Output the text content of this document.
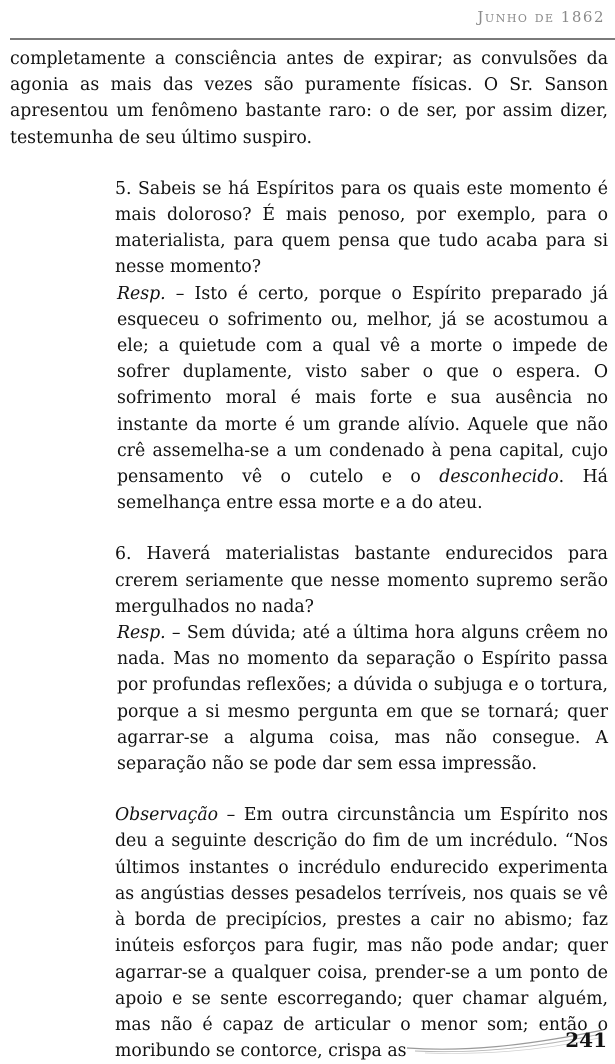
Junho de 1862

completamente a consciência antes de expirar; as convulsões da agonia as mais das vezes são puramente físicas. O Sr. Sanson apresentou um fenômeno bastante raro: o de ser, por assim dizer, testemunha de seu último suspiro.

5. Sabeis se há Espíritos para os quais este momento é mais doloroso? É mais penoso, por exemplo, para o materialista, para quem pensa que tudo acaba para si nesse momento?

Resp. – Isto é certo, porque o Espírito preparado já esqueceu o sofrimento ou, melhor, já se acostumou a ele; a quietude com a qual vê a morte o impede de sofrer duplamente, visto saber o que o espera. O sofrimento moral é mais forte e sua ausência no instante da morte é um grande alívio. Aquele que não crê assemelha-se a um condenado à pena capital, cujo pensamento vê o cutelo e o desconhecido. Há semelhança entre essa morte e a do ateu.

6. Haverá materialistas bastante endurecidos para crerem seriamente que nesse momento supremo serão mergulhados no nada?

Resp. – Sem dúvida; até a última hora alguns crêem no nada. Mas no momento da separação o Espírito passa por profundas reflexões; a dúvida o subjuga e o tortura, porque a si mesmo pergunta em que se tornará; quer agarrar-se a alguma coisa, mas não consegue. A separação não se pode dar sem essa impressão.

Observação – Em outra circunstância um Espírito nos deu a seguinte descrição do fim de um incrédulo. “Nos últimos instantes o incrédulo endurecido experimenta as angústias desses pesadelos terríveis, nos quais se vê à borda de precipícios, prestes a cair no abismo; faz inúteis esforços para fugir, mas não pode andar; quer agarrar-se a qualquer coisa, prender-se a um ponto de apoio e se sente escorregando; quer chamar alguém, mas não é capaz de articular o menor som; então o moribundo se contorce, crispa as	241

* [TASK GOAL]
Every record must be copied exactly, with the pictures left out.

* [EXPECTED ANSWER]
Output the text content of this document.
Junho de 1862

completamente a consciência antes de expirar; as convulsões da agonia as mais das vezes são puramente físicas. O Sr. Sanson apresentou um fenômeno bastante raro: o de ser, por assim dizer, testemunha de seu último suspiro.

5. Sabeis se há Espíritos para os quais este momento é mais doloroso? É mais penoso, por exemplo, para o materialista, para quem pensa que tudo acaba para si nesse momento?

Resp. – Isto é certo, porque o Espírito preparado já esqueceu o sofrimento ou, melhor, já se acostumou a ele; a quietude com a qual vê a morte o impede de sofrer duplamente, visto saber o que o espera. O sofrimento moral é mais forte e sua ausência no instante da morte é um grande alívio. Aquele que não crê assemelha-se a um condenado à pena capital, cujo pensamento vê o cutelo e o desconhecido. Há semelhança entre essa morte e a do ateu.

6. Haverá materialistas bastante endurecidos para crerem seriamente que nesse momento supremo serão mergulhados no nada?

Resp. – Sem dúvida; até a última hora alguns crêem no nada. Mas no momento da separação o Espírito passa por profundas reflexões; a dúvida o subjuga e o tortura, porque a si mesmo pergunta em que se tornará; quer agarrar-se a alguma coisa, mas não consegue. A separação não se pode dar sem essa impressão.

Observação – Em outra circunstância um Espírito nos deu a seguinte descrição do fim de um incrédulo. “Nos últimos instantes o incrédulo endurecido experimenta as angústias desses pesadelos terríveis, nos quais se vê à borda de precipícios, prestes a cair no abismo; faz inúteis esforços para fugir, mas não pode andar; quer agarrar-se a qualquer coisa, prender-se a um ponto de apoio e se sente escorregando; quer chamar alguém, mas não é capaz de articular o menor som; então o moribundo se contorce, crispa as	241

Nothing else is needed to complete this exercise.